• _SELECTED TEXT_

□ □ □ □

Flitch plate beams are composite members which combine the strength and stiffness of structural steel with the versatility of wood. A flitch plate is a steel plate that is sandwiched between pieces of framing lumber and bolted together. They are used in a similar manner to built-up wood girders or headers in residential and light commercial construction. Flitch plate beams are capable of achieving greater spans and supporting higher loads than built-up wood members.

Unlike engineered wood beams, flitch plate beams can be flush framed with dimension lumber joists without causing shrinkage related distortions to the structure.

The wood side pieces provide lateral support to the slender steel flitch plate and brace the steel against lateral buckling.

With a flitch plate beam, the structural load is shared between the steel plate and the wood side pieces proportionally to their relative stiffness. In order to structurally analyze a flitch plate beam, transformed section properties are used that treat the composite section as an equivalent wood member. The section properties indicated in Table 1 are based on the wood members being composed of Douglas Fir - Larch #2 as well as laminated veneer lumber (LVL).

Table 1

The flexural strength of flitch plate beams using Douglas Fir side pieces is controlled by the bending stress in the wood, while the strength of flitch plate beams using LVL side pieces is controlled by the bending stress in the steel.

No load duration factor was applied to the allowable bending stress. The allowable stress was adjusted by the appropriate size factor. A repetitive member factor was applied to the allowable bending stress of double flitch plate beams since these members contain three wood pieces.

The shear capacity indicated in Table 1 is the shear strength of the wood alone since the full beam reaction must be transferred through the wood side pieces at end bearing supports.

The values in Table 1 are based on the steel plate being A36 steel. This is a reasonable assumption since steel plates are not readily available in Grade 50 steel. Be sure when specifying flitch plates to indicate that the plate is made of steel. Some builders believe that flitch plates can be made out of plywood.

Bolting of Flitch Plates

Adequate bolting is crucial to the performance of flitch plate beams. Since the load is applied to this composite beam through the wood side pieces, the bolts must distribute that portion of the load that the steel plates will be carrying. At the beam end bearing supports, only the wood side pieces rest on the supports. Consequently, bolts at the ends of the beam must transfer the end reaction from the plate to the wood.

Load is transferred between the steel plate and the wood side pieces by a combination of shear through the bolts and friction between the steel and wood. The magnitude of the load transferred through friction is a function of the tightness of the bolts. Washers should always be used under the nuts. The nuts should not be tightened to the extent that the wood crushes under the bolt head or washer. As the lumber seasons and shrinks, the bolt tension and the friction forces will diminish. Because of this and the fact that determining the magnitude of load transfer due to friction between the wood and steel cannot be calculated with certainty, this bolt friction contribution is usually neglected in the calculations.

Carriage bolts with either ½ or 5/8-inch diameter are commonly used with flitch plates. Larger diameter bolts are not readily available through lumber yards or hardware stores.

□ □ □ □

• _DATA_
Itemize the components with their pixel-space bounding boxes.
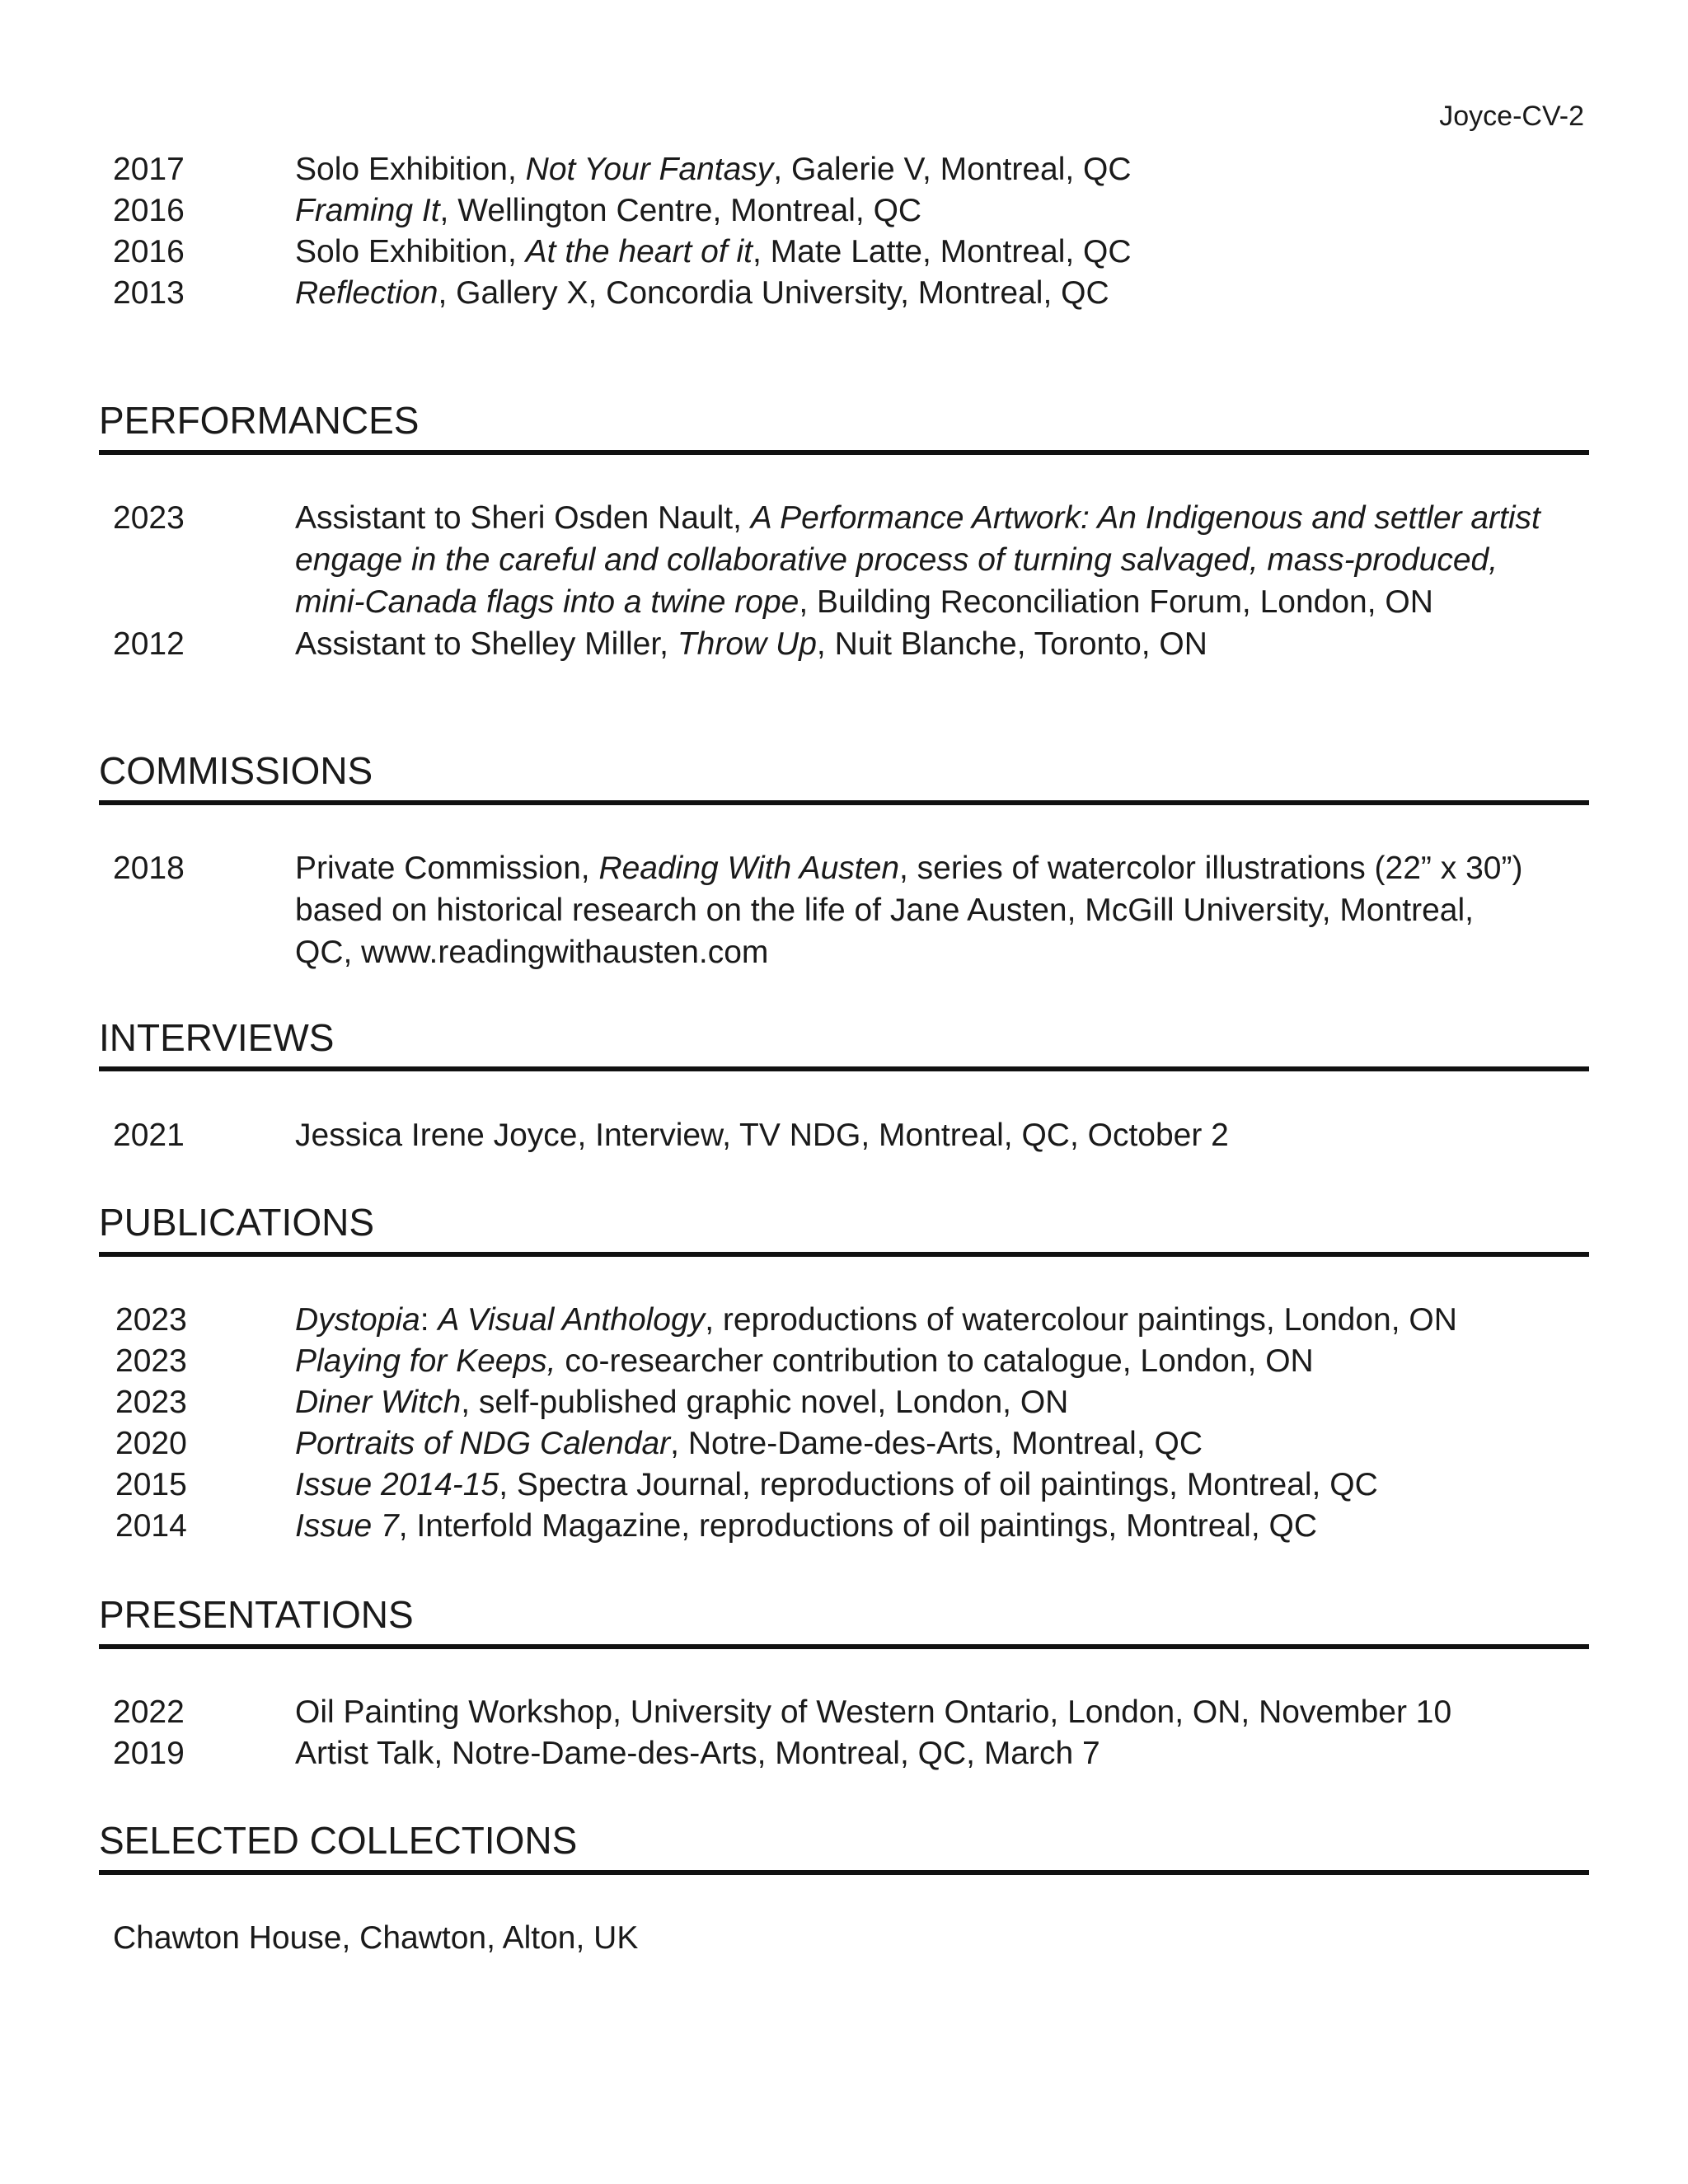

□ □ □ □

• _WHAT IS REQUIRED_
Pick up the flitch plate beam text after its last sentence and carry it forward. The listing plays no part here.

• _FINAL RESULT_
The bolt holes should be drilled or punched in the steel plate. Flame cut bolt holes do not allow uniform bearing for the bolt. Bolt holes should be 1/16 inch larger than the bolt diameter.

Where wallboard or wood trim is applied directly to the face of a flitch plate beam, it is desirable to counterbore the nuts into the wood side pieces. Since counterboring reduces the amount of bearing for the bolt, the depth of the counterbore should not exceed the thickness of the nut and washer.

Bolts should not be positioned closer than 2 inches to the end or edge of the wood members for ½-inch diameter bolts and not closer than 2 ½ inches for 5/8-inch diameter bolts.

There are two methods for determining the required bolt size and spacing, the empirical method and the rational method.

Figure 1: Empirical bolting pattern

Empirical Method: A standard bolting pattern is used which has performed adequately in the past. Figure 1 indicates a standard bolting pattern for single and double flitch plate beams. The 16-inch spacing of bolts insures that the bolt heads and nuts will not interfere with joists which are also spaced at 16 inches.

Rational Method: The required bolt size and spacing is determined from structural calculations. The allowable bolt capacities are calculated based on the National Design Specification for Wood Construction (NDS). The load carried by the steel plate is determined and uniformly spaced bolts are provided to transfer this load. The end reaction on the steel plate is then calculated and bolts are provided at the end of the beam to resist this reaction. This method neglects the contribution from friction between the steel and the wood and, as a result, will yield conservative results.▪

Design Example

(2)-2x10 & plate ½-inch x 9 inches - Douglas Fir - Larch #2

Span = 12 feet Uniform load = 700 plf

Calculate the capacity of a ½-inch diameter bolt, with the load
perpendicular to the grain, per NDS 2005:

NDS Eq. 11.3-8 z = 945 lb

Calculate the uniform load on the plate:

700 plf x 74% (from Table 1) = 518 plf

Calculate the uniform bolt spacing:

(945 / 518) x 12 inches = 21.9 inches > Space bolts at 20 inches o.c.

Calculate the end reaction on the plate:

518 plf x 12 feet/2 = 3108 lb

Calculate the number of end bolts required:

3108 / 945 = 3.29 > Provide 4 bolts at each end of beam

Jim DeStefano, P.E., is the senior partner with DeStefano Associates located in Fairfield, CT. Jim can be reached at jimd@destefanoassociates.com.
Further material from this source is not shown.